GIVEN EXERCISE:
Give the entries again exactly, every one of them.
———
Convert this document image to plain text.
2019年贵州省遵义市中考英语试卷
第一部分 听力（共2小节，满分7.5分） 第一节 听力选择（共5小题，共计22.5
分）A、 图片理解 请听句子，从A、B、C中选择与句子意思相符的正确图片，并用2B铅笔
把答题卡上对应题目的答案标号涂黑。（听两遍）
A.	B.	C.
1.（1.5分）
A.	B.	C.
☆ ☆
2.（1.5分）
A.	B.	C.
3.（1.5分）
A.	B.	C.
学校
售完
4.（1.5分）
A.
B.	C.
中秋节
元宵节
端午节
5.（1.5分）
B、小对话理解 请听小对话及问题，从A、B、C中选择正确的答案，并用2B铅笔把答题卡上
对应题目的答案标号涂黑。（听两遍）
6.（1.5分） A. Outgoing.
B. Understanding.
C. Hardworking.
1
———
EXERCISE SOLUTION:
Convert this document image to plain text.
2019年贵州省遵义市中考英语试卷
第一部分 听力（共2小节，满分7.5分） 第一节 听力选择（共5小题，共计22.5
分）A、 图片理解 请听句子，从A、B、C中选择与句子意思相符的正确图片，并用2B铅笔
把答题卡上对应题目的答案标号涂黑。（听两遍）
A.	B.	C.
1.（1.5分）
A.	B.	C.
☆ ☆
2.（1.5分）
A.	B.	C.
3.（1.5分）
A.	B.	C.
学校
售完
4.（1.5分）
A.
B.	C.
中秋节
元宵节
端午节
5.（1.5分）
B、小对话理解 请听小对话及问题，从A、B、C中选择正确的答案，并用2B铅笔把答题卡上
对应题目的答案标号涂黑。（听两遍）
6.（1.5分） A. Outgoing.
B. Understanding.
C. Hardworking.
1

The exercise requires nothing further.